- Instructions for the task
Copy all lines holding the word "Which" from the entries.

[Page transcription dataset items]
- - - - - - -

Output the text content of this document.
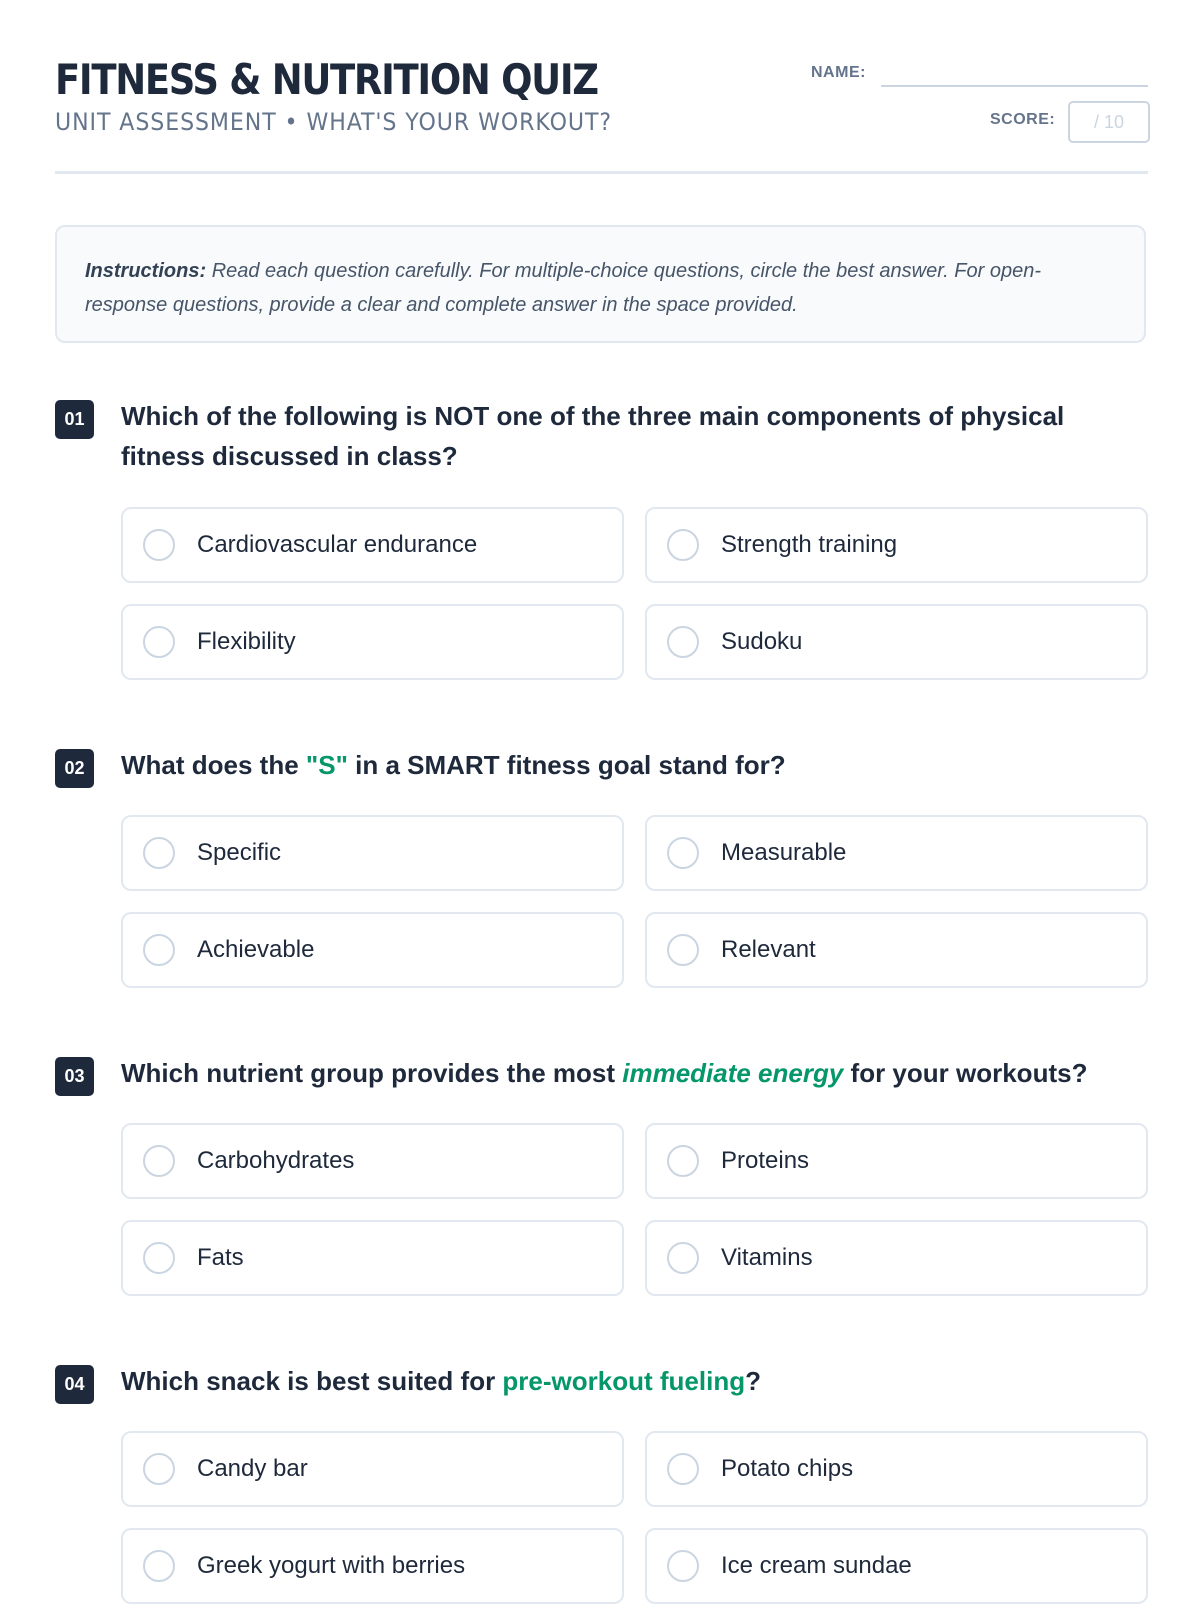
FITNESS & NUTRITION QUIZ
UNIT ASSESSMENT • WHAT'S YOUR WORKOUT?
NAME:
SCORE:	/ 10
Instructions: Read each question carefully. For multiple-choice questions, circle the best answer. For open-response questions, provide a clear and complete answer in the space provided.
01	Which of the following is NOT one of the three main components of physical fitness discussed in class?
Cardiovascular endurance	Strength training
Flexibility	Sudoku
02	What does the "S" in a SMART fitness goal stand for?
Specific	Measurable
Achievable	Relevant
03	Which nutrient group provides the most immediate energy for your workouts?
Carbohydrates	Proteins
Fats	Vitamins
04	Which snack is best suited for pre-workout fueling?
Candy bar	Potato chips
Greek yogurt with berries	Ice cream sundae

- - - - - - -

- Solution
01	Which of the following is NOT one of the three main components of physical fitness discussed in class?
03	Which nutrient group provides the most immediate energy for your workouts?
04	Which snack is best suited for pre-workout fueling?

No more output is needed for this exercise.